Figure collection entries
[Start of Attachment]

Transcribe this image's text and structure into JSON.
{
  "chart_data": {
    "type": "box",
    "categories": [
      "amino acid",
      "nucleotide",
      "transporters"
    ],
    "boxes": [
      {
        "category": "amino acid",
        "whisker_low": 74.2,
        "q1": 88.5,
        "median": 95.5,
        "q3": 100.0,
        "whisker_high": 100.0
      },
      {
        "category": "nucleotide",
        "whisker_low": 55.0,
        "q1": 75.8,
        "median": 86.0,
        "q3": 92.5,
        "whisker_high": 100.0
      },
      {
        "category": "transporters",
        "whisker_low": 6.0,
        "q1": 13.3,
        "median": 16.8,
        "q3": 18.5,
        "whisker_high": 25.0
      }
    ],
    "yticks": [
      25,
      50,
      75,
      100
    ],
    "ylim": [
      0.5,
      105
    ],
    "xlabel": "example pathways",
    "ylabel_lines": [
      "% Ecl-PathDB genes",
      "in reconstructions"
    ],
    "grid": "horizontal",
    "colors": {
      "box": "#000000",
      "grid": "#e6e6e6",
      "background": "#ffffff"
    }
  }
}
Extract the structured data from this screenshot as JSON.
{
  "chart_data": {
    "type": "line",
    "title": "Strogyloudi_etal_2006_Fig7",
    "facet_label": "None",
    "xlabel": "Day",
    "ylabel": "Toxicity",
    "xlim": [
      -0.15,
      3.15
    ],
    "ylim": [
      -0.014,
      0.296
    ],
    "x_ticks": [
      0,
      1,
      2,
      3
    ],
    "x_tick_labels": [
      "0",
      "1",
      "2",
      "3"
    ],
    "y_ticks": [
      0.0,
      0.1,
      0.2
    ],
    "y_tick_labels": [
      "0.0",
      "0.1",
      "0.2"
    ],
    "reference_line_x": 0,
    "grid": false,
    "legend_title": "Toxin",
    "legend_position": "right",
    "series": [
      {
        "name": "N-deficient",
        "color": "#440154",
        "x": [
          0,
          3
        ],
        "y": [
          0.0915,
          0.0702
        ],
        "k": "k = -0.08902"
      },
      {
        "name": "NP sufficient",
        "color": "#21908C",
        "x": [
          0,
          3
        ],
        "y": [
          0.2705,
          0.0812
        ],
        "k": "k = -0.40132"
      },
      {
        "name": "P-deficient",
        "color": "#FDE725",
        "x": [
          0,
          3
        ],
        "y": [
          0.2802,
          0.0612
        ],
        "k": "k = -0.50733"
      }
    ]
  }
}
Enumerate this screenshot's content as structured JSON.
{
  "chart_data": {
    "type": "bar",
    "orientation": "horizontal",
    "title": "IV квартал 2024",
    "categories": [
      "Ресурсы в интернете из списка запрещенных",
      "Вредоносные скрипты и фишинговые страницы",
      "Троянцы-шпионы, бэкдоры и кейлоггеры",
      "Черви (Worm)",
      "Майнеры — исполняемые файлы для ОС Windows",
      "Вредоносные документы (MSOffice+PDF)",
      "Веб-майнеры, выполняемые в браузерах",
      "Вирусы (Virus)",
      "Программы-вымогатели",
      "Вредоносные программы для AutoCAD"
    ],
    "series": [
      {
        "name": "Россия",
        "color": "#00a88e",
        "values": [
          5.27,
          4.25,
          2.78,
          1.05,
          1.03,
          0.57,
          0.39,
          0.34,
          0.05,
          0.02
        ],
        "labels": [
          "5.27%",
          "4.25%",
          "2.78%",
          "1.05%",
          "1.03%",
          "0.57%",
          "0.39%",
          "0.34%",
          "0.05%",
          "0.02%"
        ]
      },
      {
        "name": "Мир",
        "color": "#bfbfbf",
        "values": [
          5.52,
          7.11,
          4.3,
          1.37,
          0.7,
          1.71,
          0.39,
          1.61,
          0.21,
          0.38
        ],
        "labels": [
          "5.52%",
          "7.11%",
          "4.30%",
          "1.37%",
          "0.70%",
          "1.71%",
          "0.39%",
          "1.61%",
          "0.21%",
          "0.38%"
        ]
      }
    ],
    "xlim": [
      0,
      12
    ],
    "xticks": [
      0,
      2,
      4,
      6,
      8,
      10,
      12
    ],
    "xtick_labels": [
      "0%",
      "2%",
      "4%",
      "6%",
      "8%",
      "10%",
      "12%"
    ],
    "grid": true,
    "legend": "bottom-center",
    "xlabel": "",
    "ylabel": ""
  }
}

[End of Attachment]

Output a faithful copy of every entry, keeping each line as written.

» WRITTEN SOLUTION:
Transcribe this image's text and structure into JSON.
{
  "chart_data": {
    "type": "box",
    "categories": [
      "amino acid",
      "nucleotide",
      "transporters"
    ],
    "boxes": [
      {
        "category": "amino acid",
        "whisker_low": 74.2,
        "q1": 88.5,
        "median": 95.5,
        "q3": 100.0,
        "whisker_high": 100.0
      },
      {
        "category": "nucleotide",
        "whisker_low": 55.0,
        "q1": 75.8,
        "median": 86.0,
        "q3": 92.5,
        "whisker_high": 100.0
      },
      {
        "category": "transporters",
        "whisker_low": 6.0,
        "q1": 13.3,
        "median": 16.8,
        "q3": 18.5,
        "whisker_high": 25.0
      }
    ],
    "yticks": [
      25,
      50,
      75,
      100
    ],
    "ylim": [
      0.5,
      105
    ],
    "xlabel": "example pathways",
    "ylabel_lines": [
      "% Ecl-PathDB genes",
      "in reconstructions"
    ],
    "grid": "horizontal",
    "colors": {
      "box": "#000000",
      "grid": "#e6e6e6",
      "background": "#ffffff"
    }
  }
}
Extract the structured data from this screenshot as JSON.
{
  "chart_data": {
    "type": "line",
    "title": "Strogyloudi_etal_2006_Fig7",
    "facet_label": "None",
    "xlabel": "Day",
    "ylabel": "Toxicity",
    "xlim": [
      -0.15,
      3.15
    ],
    "ylim": [
      -0.014,
      0.296
    ],
    "x_ticks": [
      0,
      1,
      2,
      3
    ],
    "x_tick_labels": [
      "0",
      "1",
      "2",
      "3"
    ],
    "y_ticks": [
      0.0,
      0.1,
      0.2
    ],
    "y_tick_labels": [
      "0.0",
      "0.1",
      "0.2"
    ],
    "reference_line_x": 0,
    "grid": false,
    "legend_title": "Toxin",
    "legend_position": "right",
    "series": [
      {
        "name": "N-deficient",
        "color": "#440154",
        "x": [
          0,
          3
        ],
        "y": [
          0.0915,
          0.0702
        ],
        "k": "k = -0.08902"
      },
      {
        "name": "NP sufficient",
        "color": "#21908C",
        "x": [
          0,
          3
        ],
        "y": [
          0.2705,
          0.0812
        ],
        "k": "k = -0.40132"
      },
      {
        "name": "P-deficient",
        "color": "#FDE725",
        "x": [
          0,
          3
        ],
        "y": [
          0.2802,
          0.0612
        ],
        "k": "k = -0.50733"
      }
    ]
  }
}
Enumerate this screenshot's content as structured JSON.
{
  "chart_data": {
    "type": "bar",
    "orientation": "horizontal",
    "title": "IV квартал 2024",
    "categories": [
      "Ресурсы в интернете из списка запрещенных",
      "Вредоносные скрипты и фишинговые страницы",
      "Троянцы-шпионы, бэкдоры и кейлоггеры",
      "Черви (Worm)",
      "Майнеры — исполняемые файлы для ОС Windows",
      "Вредоносные документы (MSOffice+PDF)",
      "Веб-майнеры, выполняемые в браузерах",
      "Вирусы (Virus)",
      "Программы-вымогатели",
      "Вредоносные программы для AutoCAD"
    ],
    "series": [
      {
        "name": "Россия",
        "color": "#00a88e",
        "values": [
          5.27,
          4.25,
          2.78,
          1.05,
          1.03,
          0.57,
          0.39,
          0.34,
          0.05,
          0.02
        ],
        "labels": [
          "5.27%",
          "4.25%",
          "2.78%",
          "1.05%",
          "1.03%",
          "0.57%",
          "0.39%",
          "0.34%",
          "0.05%",
          "0.02%"
        ]
      },
      {
        "name": "Мир",
        "color": "#bfbfbf",
        "values": [
          5.52,
          7.11,
          4.3,
          1.37,
          0.7,
          1.71,
          0.39,
          1.61,
          0.21,
          0.38
        ],
        "labels": [
          "5.52%",
          "7.11%",
          "4.30%",
          "1.37%",
          "0.70%",
          "1.71%",
          "0.39%",
          "1.61%",
          "0.21%",
          "0.38%"
        ]
      }
    ],
    "xlim": [
      0,
      12
    ],
    "xticks": [
      0,
      2,
      4,
      6,
      8,
      10,
      12
    ],
    "xtick_labels": [
      "0%",
      "2%",
      "4%",
      "6%",
      "8%",
      "10%",
      "12%"
    ],
    "grid": true,
    "legend": "bottom-center",
    "xlabel": "",
    "ylabel": ""
  }
}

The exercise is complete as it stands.